* **WRITTEN TASK**:
Exactly reproduce the lines from the line containing "What text is on this page?" to the end of the data below, inclusive, and nothing else.

## Start DATA EXCERPTS

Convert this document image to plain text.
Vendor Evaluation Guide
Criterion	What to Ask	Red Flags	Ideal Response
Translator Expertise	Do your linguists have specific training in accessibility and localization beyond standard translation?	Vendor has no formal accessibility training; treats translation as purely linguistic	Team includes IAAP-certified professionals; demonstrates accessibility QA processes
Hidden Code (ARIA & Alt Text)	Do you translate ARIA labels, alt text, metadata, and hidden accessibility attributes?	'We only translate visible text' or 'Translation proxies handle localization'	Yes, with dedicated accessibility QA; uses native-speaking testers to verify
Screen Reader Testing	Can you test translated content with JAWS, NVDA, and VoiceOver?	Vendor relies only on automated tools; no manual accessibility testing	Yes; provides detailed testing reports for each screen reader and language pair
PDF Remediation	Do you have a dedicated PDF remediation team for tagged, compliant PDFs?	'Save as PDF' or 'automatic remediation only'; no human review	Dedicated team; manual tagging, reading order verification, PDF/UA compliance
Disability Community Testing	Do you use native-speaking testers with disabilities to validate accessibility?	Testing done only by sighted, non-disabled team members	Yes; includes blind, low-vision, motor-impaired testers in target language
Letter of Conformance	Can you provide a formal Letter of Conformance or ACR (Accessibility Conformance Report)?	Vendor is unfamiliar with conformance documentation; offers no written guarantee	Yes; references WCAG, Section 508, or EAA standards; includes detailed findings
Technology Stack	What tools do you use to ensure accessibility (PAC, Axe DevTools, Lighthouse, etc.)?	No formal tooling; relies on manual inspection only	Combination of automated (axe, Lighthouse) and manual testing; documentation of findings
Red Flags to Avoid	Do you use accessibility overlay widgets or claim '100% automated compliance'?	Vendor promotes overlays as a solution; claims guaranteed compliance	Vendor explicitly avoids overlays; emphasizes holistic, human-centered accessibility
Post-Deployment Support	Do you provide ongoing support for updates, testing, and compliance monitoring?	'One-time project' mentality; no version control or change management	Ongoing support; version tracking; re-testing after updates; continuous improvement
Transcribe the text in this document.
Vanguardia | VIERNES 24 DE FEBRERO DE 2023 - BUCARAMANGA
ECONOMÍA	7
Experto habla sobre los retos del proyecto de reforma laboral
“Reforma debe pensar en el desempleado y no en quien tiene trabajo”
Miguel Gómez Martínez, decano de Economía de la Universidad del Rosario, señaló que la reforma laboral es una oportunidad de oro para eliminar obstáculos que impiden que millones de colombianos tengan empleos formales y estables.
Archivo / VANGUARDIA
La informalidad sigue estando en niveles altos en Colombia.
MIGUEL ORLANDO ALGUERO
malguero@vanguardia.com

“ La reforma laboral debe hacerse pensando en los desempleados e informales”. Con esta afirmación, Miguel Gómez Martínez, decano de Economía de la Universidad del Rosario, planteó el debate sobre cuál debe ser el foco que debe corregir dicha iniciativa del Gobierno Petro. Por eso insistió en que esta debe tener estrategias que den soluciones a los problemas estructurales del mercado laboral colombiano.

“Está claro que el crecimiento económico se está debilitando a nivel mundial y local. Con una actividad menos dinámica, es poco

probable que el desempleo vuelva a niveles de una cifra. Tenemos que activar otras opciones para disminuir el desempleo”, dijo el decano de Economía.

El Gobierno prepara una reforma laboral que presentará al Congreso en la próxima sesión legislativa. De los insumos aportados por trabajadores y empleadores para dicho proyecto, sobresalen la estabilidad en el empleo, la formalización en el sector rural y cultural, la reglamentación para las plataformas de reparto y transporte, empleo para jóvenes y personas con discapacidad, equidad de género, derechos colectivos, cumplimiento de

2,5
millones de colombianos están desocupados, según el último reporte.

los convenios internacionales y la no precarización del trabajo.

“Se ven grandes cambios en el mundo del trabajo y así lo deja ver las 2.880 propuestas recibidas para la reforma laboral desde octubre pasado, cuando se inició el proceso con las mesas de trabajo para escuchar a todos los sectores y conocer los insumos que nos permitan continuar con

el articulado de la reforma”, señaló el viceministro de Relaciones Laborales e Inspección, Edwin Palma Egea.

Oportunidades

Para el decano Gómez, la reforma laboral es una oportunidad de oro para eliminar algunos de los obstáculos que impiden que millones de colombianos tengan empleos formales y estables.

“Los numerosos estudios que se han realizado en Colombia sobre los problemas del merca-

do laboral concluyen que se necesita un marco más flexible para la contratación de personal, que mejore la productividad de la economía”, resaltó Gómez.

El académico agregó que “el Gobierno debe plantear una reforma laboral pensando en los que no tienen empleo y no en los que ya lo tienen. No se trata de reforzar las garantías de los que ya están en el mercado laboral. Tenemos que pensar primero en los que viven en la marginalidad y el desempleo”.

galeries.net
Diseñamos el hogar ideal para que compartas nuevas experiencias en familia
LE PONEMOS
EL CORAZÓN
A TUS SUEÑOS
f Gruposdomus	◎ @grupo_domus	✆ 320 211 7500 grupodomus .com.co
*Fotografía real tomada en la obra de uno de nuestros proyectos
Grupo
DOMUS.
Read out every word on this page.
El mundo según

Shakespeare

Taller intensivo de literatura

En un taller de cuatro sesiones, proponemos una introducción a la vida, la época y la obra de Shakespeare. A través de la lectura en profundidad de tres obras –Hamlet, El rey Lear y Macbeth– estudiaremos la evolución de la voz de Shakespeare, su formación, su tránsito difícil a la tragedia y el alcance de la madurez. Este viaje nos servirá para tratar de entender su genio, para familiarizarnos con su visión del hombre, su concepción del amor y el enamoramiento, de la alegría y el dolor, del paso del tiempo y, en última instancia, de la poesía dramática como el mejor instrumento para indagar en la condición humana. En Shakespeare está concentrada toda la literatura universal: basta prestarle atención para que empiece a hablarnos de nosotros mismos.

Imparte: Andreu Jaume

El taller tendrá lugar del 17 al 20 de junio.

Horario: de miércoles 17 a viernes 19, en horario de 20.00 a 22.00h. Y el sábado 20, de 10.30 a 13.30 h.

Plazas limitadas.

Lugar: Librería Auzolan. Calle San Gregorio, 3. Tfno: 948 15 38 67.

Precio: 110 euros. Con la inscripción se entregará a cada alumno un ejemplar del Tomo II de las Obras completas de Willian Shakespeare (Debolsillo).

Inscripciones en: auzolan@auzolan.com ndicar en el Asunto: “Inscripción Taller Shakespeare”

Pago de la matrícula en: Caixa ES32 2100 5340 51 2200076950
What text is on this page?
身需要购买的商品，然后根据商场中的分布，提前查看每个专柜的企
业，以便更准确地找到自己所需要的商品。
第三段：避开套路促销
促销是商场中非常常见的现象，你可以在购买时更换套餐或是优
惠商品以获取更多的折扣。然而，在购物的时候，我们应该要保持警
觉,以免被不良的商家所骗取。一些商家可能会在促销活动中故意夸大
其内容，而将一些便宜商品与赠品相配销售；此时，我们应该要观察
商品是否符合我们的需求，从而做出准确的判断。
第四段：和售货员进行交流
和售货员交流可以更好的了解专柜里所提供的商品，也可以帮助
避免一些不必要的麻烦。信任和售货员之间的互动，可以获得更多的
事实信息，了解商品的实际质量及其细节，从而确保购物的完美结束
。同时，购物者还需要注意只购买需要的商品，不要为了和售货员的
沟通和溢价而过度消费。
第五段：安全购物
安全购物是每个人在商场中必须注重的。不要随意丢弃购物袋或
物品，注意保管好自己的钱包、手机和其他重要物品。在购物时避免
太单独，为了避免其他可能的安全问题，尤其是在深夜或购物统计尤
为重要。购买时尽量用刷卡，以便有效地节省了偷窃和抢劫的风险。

## End DATA EXCERPTS

* **SOLUTION TO THIS PROBLEM**:
What text is on this page?
身需要购买的商品，然后根据商场中的分布，提前查看每个专柜的企
业，以便更准确地找到自己所需要的商品。
第三段：避开套路促销
促销是商场中非常常见的现象，你可以在购买时更换套餐或是优
惠商品以获取更多的折扣。然而，在购物的时候，我们应该要保持警
觉,以免被不良的商家所骗取。一些商家可能会在促销活动中故意夸大
其内容，而将一些便宜商品与赠品相配销售；此时，我们应该要观察
商品是否符合我们的需求，从而做出准确的判断。
第四段：和售货员进行交流
和售货员交流可以更好的了解专柜里所提供的商品，也可以帮助
避免一些不必要的麻烦。信任和售货员之间的互动，可以获得更多的
事实信息，了解商品的实际质量及其细节，从而确保购物的完美结束
。同时，购物者还需要注意只购买需要的商品，不要为了和售货员的
沟通和溢价而过度消费。
第五段：安全购物
安全购物是每个人在商场中必须注重的。不要随意丢弃购物袋或
物品，注意保管好自己的钱包、手机和其他重要物品。在购物时避免
太单独，为了避免其他可能的安全问题，尤其是在深夜或购物统计尤
为重要。购买时尽量用刷卡，以便有效地节省了偷窃和抢劫的风险。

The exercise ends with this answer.